What needs to be done >>
Of all the lines in these entries, how many contain the string "поменялся"? Give only that count.

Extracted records
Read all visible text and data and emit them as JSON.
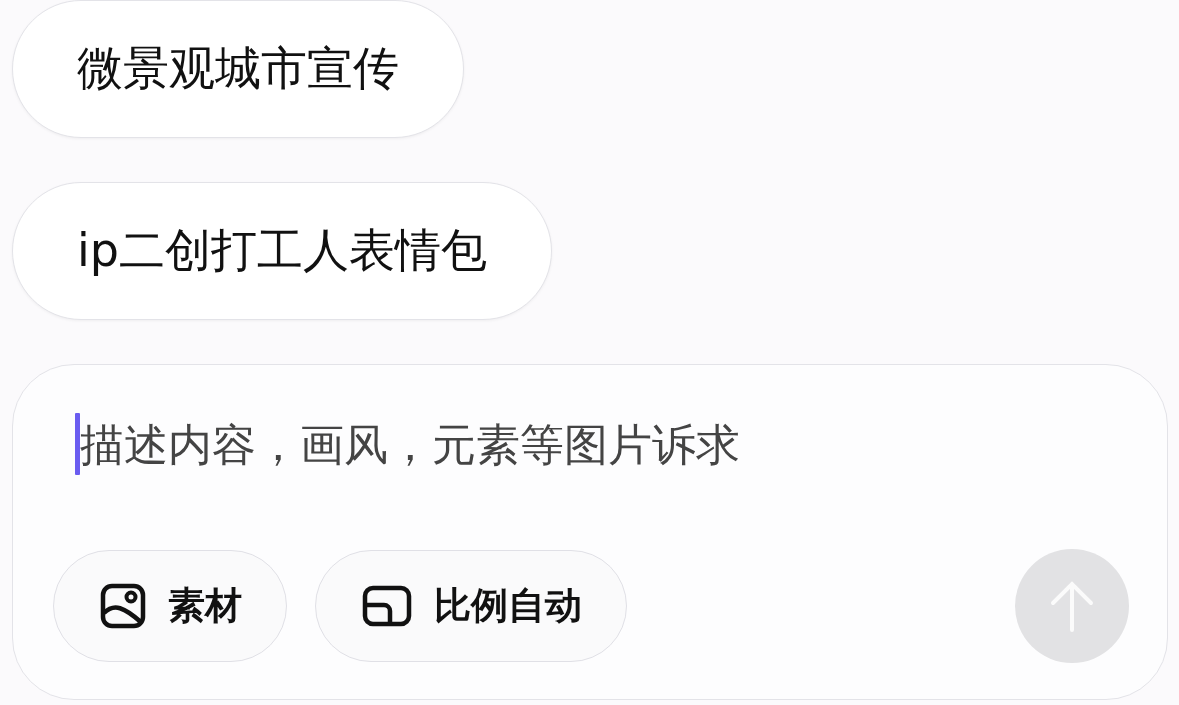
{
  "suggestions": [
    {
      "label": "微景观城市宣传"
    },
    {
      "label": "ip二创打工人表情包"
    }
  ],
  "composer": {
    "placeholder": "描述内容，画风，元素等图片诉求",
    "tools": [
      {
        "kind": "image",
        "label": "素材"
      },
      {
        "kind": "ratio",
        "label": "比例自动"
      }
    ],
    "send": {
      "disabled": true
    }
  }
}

==

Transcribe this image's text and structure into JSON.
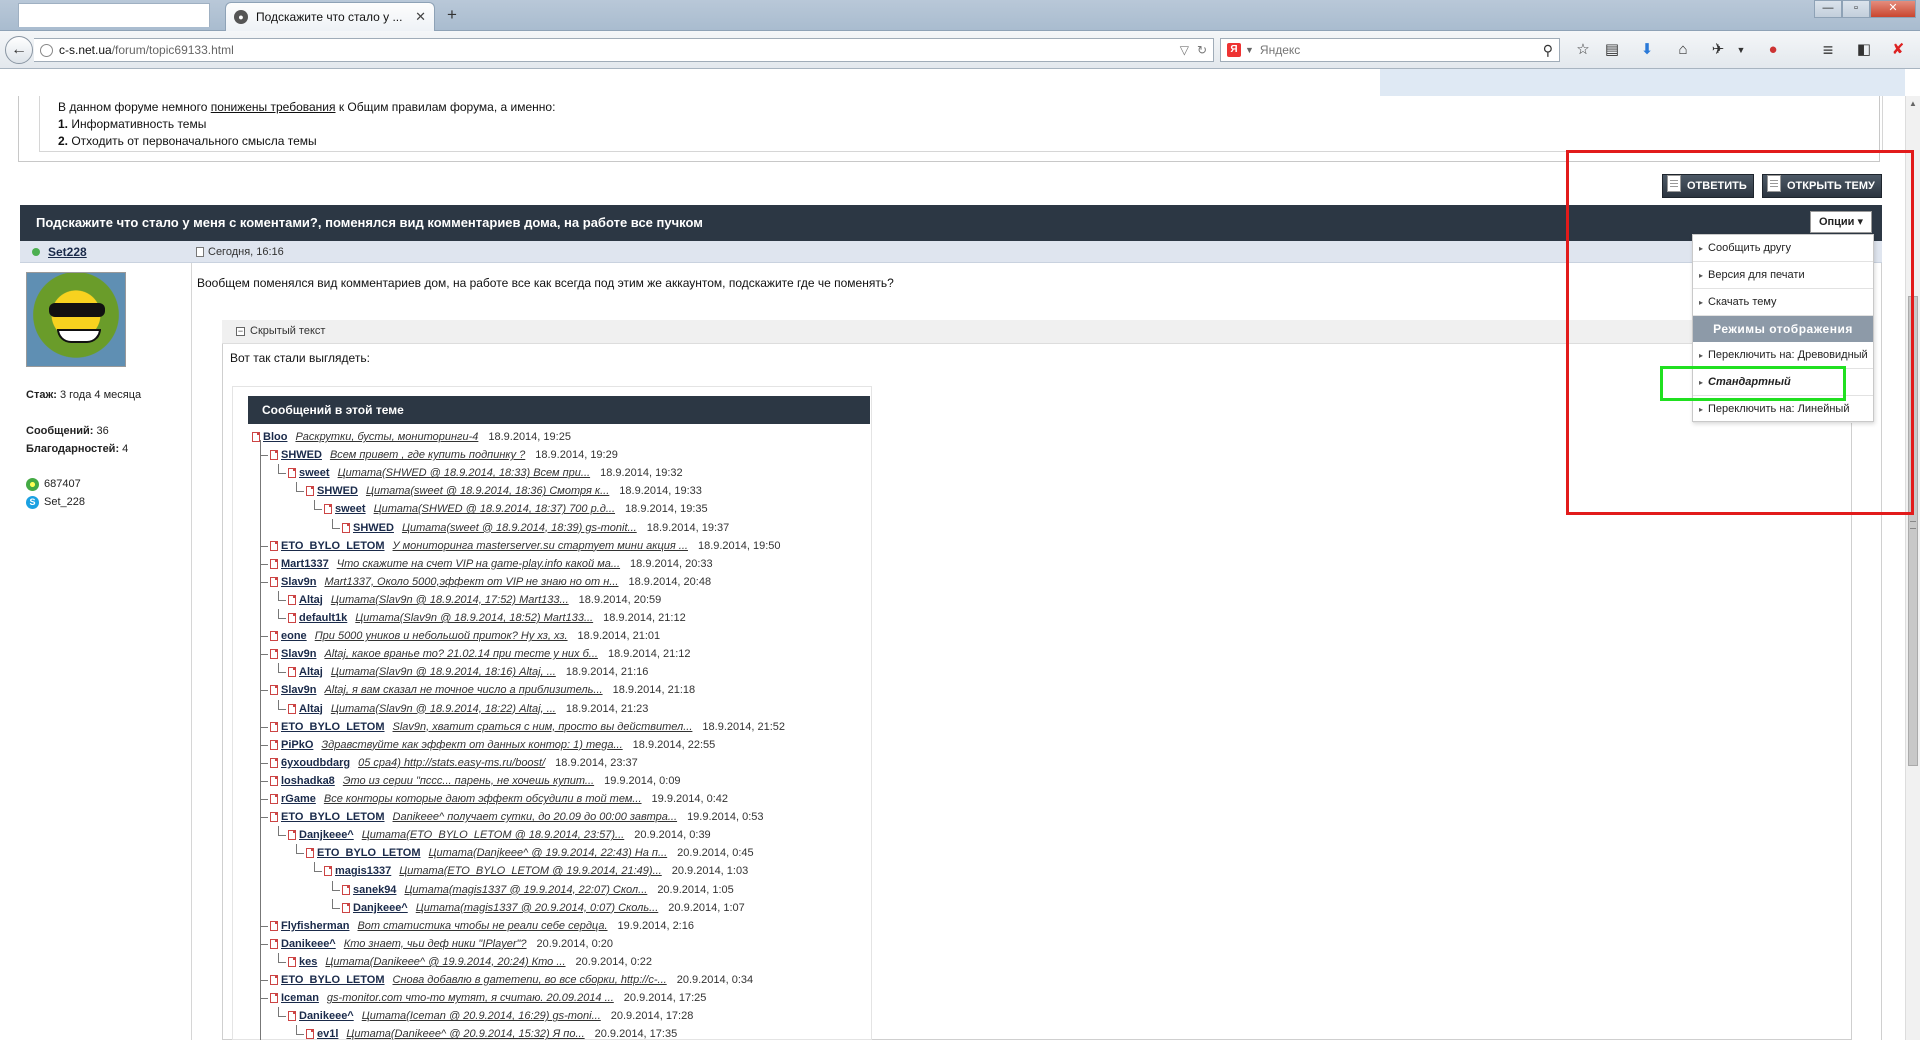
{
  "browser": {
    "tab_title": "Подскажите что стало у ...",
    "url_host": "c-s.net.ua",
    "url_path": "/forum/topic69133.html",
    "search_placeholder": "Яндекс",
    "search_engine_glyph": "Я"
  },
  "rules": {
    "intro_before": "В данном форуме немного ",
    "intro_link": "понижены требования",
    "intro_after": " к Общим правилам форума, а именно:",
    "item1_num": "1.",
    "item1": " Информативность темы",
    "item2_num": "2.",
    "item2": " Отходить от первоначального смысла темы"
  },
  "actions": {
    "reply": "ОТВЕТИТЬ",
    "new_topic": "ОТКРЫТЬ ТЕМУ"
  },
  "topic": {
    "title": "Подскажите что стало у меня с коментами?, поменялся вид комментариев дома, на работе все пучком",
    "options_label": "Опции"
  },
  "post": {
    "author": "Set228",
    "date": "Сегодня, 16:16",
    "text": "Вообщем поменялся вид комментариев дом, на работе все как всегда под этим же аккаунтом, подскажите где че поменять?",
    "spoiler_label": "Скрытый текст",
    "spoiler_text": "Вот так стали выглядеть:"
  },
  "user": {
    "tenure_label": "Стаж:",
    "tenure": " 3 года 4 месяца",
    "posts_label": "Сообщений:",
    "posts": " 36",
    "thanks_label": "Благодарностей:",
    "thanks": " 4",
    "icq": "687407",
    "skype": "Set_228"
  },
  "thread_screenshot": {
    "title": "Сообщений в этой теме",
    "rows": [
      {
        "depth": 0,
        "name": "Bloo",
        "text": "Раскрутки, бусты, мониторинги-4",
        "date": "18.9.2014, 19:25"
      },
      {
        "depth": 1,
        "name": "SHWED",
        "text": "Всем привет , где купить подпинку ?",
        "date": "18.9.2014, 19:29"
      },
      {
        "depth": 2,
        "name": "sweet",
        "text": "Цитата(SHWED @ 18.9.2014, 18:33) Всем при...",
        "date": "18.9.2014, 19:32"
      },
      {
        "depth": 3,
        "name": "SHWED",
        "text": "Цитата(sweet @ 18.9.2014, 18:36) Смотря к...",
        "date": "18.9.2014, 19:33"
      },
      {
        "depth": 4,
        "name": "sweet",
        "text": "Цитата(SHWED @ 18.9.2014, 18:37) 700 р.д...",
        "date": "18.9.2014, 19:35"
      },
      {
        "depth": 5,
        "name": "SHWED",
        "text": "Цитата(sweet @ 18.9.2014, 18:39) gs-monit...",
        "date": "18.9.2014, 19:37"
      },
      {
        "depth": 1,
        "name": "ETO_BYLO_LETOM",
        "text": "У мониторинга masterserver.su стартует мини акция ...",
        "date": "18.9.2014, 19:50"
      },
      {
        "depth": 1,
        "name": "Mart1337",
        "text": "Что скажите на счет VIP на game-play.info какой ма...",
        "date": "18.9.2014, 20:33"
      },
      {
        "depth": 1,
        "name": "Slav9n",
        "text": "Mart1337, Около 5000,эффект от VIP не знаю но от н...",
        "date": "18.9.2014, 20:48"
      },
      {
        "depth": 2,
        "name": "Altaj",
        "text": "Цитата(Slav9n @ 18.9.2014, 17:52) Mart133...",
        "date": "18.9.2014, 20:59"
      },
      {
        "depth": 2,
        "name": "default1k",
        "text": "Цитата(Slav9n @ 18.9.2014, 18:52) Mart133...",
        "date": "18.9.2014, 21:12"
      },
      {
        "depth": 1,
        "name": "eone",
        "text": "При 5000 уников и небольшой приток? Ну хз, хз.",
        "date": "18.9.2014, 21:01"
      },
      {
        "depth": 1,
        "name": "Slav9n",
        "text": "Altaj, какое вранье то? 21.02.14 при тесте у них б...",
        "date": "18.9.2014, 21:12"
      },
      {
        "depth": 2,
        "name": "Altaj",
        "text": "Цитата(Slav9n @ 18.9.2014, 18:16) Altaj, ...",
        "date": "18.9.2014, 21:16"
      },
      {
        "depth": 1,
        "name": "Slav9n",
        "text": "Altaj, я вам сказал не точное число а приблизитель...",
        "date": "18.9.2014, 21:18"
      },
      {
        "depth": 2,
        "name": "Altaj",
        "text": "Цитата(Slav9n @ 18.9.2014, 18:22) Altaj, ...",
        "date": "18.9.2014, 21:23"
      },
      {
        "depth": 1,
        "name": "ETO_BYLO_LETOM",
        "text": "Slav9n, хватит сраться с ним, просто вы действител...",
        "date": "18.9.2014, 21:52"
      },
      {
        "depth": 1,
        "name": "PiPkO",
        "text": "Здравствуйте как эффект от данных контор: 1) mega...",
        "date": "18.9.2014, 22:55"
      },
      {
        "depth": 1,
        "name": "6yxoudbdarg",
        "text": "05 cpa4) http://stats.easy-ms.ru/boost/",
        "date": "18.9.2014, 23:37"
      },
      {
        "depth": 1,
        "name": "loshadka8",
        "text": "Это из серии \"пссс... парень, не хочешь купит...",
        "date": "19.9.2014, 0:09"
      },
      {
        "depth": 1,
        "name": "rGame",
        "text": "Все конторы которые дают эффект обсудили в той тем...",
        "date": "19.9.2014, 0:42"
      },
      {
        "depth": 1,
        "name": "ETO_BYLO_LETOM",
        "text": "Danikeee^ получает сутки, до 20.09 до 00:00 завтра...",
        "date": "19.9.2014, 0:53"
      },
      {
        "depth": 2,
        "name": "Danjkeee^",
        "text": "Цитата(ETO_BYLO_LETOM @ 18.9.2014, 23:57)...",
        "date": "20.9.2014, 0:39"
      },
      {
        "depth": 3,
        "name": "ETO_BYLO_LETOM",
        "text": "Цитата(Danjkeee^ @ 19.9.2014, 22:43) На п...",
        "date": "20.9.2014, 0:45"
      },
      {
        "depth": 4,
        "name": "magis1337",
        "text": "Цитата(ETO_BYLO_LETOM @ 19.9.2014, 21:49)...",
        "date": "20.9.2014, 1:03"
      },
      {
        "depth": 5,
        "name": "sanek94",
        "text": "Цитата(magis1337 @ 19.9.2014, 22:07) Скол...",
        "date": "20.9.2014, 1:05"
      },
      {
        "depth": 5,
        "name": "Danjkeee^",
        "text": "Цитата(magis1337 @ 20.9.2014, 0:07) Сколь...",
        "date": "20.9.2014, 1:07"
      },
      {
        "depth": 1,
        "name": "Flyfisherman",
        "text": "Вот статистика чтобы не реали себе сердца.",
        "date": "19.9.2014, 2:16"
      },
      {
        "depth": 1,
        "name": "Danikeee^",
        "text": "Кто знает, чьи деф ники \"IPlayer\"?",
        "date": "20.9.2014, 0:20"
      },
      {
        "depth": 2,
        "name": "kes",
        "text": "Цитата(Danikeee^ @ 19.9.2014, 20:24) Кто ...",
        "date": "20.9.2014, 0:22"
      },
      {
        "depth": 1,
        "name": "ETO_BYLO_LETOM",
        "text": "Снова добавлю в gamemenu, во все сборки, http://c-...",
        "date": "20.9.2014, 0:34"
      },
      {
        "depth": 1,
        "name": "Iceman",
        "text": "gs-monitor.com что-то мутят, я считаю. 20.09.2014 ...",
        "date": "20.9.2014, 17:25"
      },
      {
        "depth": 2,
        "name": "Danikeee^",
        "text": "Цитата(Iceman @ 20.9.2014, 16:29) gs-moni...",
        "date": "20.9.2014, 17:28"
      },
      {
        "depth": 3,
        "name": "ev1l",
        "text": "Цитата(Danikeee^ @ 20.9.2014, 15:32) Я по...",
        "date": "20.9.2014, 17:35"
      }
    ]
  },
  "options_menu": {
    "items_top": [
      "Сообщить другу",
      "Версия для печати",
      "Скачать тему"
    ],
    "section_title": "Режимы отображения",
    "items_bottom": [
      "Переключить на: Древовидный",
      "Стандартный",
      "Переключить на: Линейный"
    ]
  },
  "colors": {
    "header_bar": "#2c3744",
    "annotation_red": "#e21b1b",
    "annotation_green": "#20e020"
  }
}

Result of this task >>
2